▶ _WHAT YOU HAVE TO DO_: Put the data lines between the line containing "- Point: [87, 226, 110, 240]" and the line containing "- Point: [72, 162, 94, 177]", inclusive, into a Markdown table with the columns Row and Line. Number each row, and leave out any blank lines.

### STORED ROWS ###

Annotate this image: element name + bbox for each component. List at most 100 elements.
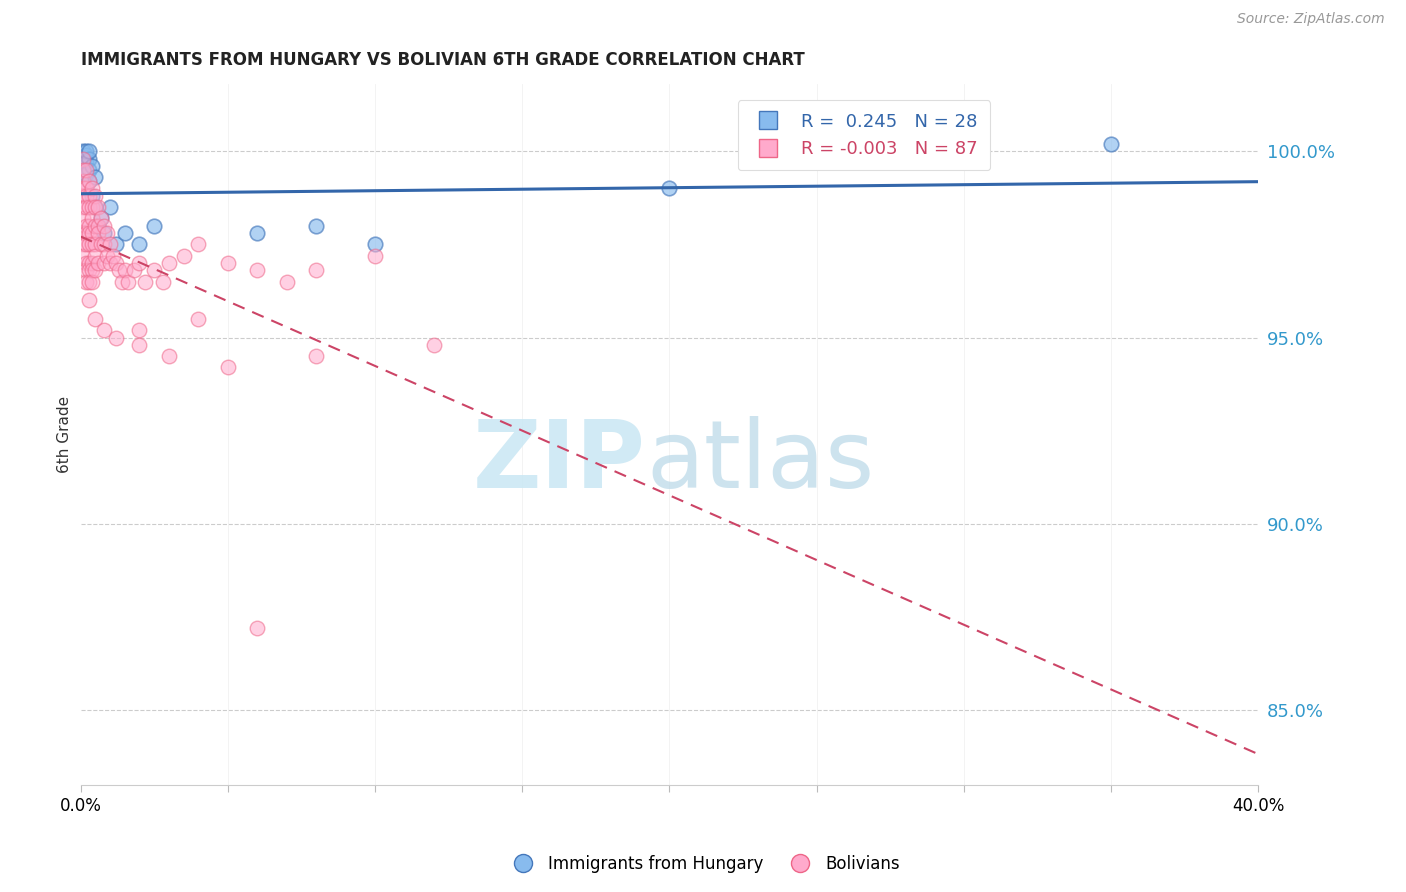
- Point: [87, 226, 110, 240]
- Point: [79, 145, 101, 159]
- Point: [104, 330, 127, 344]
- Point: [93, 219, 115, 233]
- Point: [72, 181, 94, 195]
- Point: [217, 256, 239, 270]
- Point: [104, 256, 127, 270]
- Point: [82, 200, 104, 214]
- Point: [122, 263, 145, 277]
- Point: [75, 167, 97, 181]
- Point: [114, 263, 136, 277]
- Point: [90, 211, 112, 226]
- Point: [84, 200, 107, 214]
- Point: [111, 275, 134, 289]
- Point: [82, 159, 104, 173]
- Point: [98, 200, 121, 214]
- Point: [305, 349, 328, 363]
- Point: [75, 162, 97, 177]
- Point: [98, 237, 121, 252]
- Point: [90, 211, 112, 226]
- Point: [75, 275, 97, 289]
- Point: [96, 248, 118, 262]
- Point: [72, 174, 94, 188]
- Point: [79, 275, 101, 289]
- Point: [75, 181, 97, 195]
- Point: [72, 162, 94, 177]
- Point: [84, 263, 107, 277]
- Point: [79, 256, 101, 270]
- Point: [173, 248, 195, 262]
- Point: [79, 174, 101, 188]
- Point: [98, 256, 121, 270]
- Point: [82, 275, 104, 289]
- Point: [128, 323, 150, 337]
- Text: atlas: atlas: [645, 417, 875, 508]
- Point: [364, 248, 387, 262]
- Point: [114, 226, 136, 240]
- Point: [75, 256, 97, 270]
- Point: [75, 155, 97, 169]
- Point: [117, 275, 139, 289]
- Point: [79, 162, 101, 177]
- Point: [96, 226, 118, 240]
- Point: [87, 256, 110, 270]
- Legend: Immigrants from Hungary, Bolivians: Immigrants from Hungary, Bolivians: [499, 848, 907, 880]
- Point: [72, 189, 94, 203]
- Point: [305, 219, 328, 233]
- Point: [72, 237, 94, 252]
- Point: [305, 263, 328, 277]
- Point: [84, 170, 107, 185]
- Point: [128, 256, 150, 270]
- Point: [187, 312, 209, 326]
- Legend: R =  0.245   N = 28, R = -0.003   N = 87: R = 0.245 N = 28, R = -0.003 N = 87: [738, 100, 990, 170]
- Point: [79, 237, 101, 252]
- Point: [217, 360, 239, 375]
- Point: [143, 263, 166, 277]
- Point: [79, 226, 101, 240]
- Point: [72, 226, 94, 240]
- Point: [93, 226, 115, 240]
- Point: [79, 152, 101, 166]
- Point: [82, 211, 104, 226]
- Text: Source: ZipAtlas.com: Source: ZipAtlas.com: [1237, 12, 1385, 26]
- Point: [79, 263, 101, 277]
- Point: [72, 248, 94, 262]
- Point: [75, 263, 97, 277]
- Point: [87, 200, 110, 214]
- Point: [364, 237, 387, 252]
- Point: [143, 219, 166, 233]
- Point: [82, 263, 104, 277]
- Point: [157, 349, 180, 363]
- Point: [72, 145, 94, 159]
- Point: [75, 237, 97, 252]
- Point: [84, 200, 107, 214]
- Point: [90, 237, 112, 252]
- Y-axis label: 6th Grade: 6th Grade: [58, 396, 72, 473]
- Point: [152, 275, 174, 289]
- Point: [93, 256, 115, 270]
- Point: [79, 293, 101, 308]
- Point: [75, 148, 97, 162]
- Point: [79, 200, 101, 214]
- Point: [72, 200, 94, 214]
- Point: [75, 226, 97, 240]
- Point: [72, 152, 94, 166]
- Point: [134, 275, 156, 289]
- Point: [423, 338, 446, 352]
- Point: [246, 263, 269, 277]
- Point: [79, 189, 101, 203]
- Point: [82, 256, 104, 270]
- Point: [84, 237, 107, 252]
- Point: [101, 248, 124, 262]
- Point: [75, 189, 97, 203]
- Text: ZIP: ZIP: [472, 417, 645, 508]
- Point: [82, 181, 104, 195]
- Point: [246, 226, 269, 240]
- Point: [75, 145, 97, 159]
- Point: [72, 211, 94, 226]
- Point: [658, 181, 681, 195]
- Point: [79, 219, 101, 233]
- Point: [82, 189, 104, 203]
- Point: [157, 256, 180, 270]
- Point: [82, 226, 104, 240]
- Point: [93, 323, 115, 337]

###

▶ _TASK OUTPUT_:
| Row | Line |
|---|---|
| 1 | - Point: [87, 226, 110, 240] |
| 2 | - Point: [79, 145, 101, 159] |
| 3 | - Point: [104, 330, 127, 344] |
| 4 | - Point: [93, 219, 115, 233] |
| 5 | - Point: [72, 181, 94, 195] |
| 6 | - Point: [217, 256, 239, 270] |
| 7 | - Point: [104, 256, 127, 270] |
| 8 | - Point: [82, 200, 104, 214] |
| 9 | - Point: [122, 263, 145, 277] |
| 10 | - Point: [75, 167, 97, 181] |
| 11 | - Point: [114, 263, 136, 277] |
| 12 | - Point: [90, 211, 112, 226] |
| 13 | - Point: [84, 200, 107, 214] |
| 14 | - Point: [111, 275, 134, 289] |
| 15 | - Point: [82, 159, 104, 173] |
| 16 | - Point: [98, 200, 121, 214] |
| 17 | - Point: [305, 349, 328, 363] |
| 18 | - Point: [75, 162, 97, 177] |
| 19 | - Point: [98, 237, 121, 252] |
| 20 | - Point: [90, 211, 112, 226] |
| 21 | - Point: [75, 275, 97, 289] |
| 22 | - Point: [96, 248, 118, 262] |
| 23 | - Point: [72, 174, 94, 188] |
| 24 | - Point: [79, 275, 101, 289] |
| 25 | - Point: [75, 181, 97, 195] |
| 26 | - Point: [72, 162, 94, 177] |